* **Written instruction**: Copy out the listing that follows, exact in every word, and skip the images.

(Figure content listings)
..........

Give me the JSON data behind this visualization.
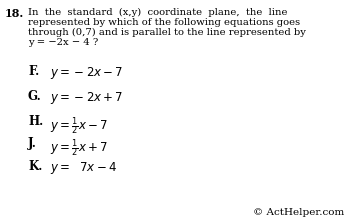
{
  "background_color": "#ffffff",
  "font_color": "#000000",
  "question_number": "18.",
  "question_text_lines": [
    "In  the  standard  (x,y)  coordinate  plane,  the  line",
    "represented by which of the following equations goes",
    "through (0,7) and is parallel to the line represented by",
    "y = −2x − 4 ?"
  ],
  "option_labels": [
    "F.",
    "G.",
    "H.",
    "J.",
    "K."
  ],
  "option_formulas": [
    "$y = -2x - 7$",
    "$y = -2x + 7$",
    "$y = \\frac{1}{2}x - 7$",
    "$y = \\frac{1}{2}x + 7$",
    "$y = \\ \\ 7x - 4$"
  ],
  "copyright": "© ActHelper.com",
  "fig_width": 3.5,
  "fig_height": 2.22,
  "dpi": 100
}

..........

* **Solution to the exercise**:
Give me the JSON data behind this visualization.
{
  "background_color": "#ffffff",
  "font_color": "#000000",
  "question_number": "18.",
  "question_text_lines": [
    "In  the  standard  (x,y)  coordinate  plane,  the  line",
    "represented by which of the following equations goes",
    "through (0,7) and is parallel to the line represented by",
    "y = −2x − 4 ?"
  ],
  "option_labels": [
    "F.",
    "G.",
    "H.",
    "J.",
    "K."
  ],
  "option_formulas": [
    "$y = -2x - 7$",
    "$y = -2x + 7$",
    "$y = \\frac{1}{2}x - 7$",
    "$y = \\frac{1}{2}x + 7$",
    "$y = \\ \\ 7x - 4$"
  ],
  "copyright": "© ActHelper.com",
  "fig_width": 3.5,
  "fig_height": 2.22,
  "dpi": 100
}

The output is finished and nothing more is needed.